• Exercise description
Take from the records below each line that holds "Middle".

<<<<

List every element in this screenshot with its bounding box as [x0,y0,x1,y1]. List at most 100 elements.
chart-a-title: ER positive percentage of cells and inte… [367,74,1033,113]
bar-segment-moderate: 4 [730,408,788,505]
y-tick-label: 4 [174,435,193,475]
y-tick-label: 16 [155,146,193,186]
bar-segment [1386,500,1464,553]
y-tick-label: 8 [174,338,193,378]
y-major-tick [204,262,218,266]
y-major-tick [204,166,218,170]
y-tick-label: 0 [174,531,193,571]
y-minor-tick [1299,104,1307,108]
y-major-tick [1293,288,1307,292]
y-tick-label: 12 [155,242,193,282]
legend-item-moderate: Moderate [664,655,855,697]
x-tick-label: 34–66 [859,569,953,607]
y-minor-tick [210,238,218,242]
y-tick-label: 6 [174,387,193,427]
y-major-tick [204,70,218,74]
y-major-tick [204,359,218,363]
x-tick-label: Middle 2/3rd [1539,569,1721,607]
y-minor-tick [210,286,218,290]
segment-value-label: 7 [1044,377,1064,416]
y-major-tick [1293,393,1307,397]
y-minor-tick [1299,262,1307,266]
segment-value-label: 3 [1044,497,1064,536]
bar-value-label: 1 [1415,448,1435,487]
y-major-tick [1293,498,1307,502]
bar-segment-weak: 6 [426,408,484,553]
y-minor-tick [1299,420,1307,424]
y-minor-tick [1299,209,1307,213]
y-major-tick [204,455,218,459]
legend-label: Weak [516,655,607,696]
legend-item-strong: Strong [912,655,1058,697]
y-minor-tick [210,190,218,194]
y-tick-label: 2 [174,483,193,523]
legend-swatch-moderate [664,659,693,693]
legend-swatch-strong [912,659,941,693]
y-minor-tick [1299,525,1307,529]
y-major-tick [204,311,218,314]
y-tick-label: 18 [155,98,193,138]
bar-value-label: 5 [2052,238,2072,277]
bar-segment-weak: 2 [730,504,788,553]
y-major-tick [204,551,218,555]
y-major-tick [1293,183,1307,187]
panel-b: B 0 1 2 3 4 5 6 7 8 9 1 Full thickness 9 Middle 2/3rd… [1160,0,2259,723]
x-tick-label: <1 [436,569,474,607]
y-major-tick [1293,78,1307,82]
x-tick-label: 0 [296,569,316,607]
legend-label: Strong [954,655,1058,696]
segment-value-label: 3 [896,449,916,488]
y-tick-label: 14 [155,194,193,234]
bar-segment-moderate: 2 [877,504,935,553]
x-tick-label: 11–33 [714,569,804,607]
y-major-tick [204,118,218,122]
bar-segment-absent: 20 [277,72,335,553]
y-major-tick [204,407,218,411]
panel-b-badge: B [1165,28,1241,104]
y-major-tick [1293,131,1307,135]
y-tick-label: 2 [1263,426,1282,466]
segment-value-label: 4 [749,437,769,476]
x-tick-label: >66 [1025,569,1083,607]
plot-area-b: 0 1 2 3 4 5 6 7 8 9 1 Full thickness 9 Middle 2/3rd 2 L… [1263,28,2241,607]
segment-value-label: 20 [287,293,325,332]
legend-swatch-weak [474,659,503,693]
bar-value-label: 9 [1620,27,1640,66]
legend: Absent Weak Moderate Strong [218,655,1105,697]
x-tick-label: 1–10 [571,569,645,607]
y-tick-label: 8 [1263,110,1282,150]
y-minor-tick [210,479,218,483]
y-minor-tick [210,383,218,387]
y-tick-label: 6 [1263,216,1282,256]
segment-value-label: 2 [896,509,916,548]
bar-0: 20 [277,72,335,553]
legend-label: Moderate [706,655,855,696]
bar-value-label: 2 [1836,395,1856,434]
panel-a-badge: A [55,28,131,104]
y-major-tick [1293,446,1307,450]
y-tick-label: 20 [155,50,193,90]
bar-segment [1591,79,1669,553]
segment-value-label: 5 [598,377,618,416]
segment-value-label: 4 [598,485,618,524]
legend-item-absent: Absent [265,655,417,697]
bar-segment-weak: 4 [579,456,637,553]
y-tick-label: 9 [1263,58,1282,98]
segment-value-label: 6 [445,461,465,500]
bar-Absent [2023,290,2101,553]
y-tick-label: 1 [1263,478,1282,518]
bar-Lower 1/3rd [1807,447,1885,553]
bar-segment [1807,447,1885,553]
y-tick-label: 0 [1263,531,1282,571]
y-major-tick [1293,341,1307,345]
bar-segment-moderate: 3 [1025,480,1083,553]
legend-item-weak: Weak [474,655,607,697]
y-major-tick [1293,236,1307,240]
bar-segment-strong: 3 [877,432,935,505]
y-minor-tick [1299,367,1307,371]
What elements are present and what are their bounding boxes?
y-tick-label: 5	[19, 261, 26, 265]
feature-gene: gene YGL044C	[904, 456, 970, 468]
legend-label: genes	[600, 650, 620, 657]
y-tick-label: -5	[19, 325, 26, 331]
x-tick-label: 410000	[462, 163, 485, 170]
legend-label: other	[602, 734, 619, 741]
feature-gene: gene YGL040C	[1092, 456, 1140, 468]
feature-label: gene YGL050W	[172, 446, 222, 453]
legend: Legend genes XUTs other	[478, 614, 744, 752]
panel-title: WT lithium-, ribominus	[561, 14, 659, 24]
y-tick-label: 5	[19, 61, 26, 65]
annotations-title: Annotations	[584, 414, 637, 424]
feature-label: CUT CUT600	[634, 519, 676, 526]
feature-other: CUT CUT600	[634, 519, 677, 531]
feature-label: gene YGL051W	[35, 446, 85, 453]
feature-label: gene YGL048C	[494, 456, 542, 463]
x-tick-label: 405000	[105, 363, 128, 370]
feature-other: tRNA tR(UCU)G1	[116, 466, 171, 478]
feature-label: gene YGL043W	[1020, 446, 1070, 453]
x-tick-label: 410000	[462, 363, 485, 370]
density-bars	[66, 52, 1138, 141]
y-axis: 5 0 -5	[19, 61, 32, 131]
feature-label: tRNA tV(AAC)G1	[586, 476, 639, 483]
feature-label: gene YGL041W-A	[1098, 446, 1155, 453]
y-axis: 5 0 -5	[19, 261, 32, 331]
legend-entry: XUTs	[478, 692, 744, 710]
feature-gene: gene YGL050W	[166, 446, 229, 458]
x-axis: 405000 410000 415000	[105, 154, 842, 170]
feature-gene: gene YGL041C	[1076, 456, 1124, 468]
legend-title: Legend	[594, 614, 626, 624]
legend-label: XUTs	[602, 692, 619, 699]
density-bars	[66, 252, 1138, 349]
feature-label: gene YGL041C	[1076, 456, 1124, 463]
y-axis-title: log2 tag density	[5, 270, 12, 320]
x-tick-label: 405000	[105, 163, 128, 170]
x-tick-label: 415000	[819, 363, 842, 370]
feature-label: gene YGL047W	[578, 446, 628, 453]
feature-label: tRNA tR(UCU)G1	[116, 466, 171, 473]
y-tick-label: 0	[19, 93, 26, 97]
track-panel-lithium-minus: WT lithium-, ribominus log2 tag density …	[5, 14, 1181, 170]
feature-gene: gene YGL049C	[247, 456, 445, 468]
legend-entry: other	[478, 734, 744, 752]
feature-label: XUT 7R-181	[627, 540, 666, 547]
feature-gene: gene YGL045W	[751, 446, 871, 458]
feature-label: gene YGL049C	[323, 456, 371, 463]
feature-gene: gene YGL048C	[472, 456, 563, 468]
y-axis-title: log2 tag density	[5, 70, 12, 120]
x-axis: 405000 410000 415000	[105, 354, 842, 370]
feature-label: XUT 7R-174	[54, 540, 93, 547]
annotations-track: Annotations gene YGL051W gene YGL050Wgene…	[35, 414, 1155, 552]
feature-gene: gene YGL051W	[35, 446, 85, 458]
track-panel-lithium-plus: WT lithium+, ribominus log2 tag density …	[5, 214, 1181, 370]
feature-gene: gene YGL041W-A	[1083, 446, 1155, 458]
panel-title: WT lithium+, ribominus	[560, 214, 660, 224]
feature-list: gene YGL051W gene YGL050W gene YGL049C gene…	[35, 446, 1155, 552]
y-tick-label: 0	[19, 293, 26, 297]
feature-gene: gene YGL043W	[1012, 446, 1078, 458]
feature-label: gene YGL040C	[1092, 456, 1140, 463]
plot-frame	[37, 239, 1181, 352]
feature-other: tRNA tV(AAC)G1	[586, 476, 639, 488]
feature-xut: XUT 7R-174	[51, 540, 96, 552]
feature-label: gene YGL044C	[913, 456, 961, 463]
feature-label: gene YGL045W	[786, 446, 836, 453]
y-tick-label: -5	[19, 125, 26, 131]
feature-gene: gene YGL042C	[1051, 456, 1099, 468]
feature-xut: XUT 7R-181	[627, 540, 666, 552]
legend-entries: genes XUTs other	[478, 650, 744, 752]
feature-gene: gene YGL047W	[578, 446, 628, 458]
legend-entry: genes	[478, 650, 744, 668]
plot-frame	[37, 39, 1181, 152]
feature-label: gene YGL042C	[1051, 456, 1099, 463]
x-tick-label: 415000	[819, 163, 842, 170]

>>>>

• Answer space
x-tick-label: Middle 2/3rd [1539,569,1721,607]
panel-b: B 0 1 2 3 4 5 6 7 8 9 1 Full thickness 9 Middle 2/3rd… [1160,0,2259,723]
plot-area-b: 0 1 2 3 4 5 6 7 8 9 1 Full thickness 9 Middle 2/3rd 2 L… [1263,28,2241,607]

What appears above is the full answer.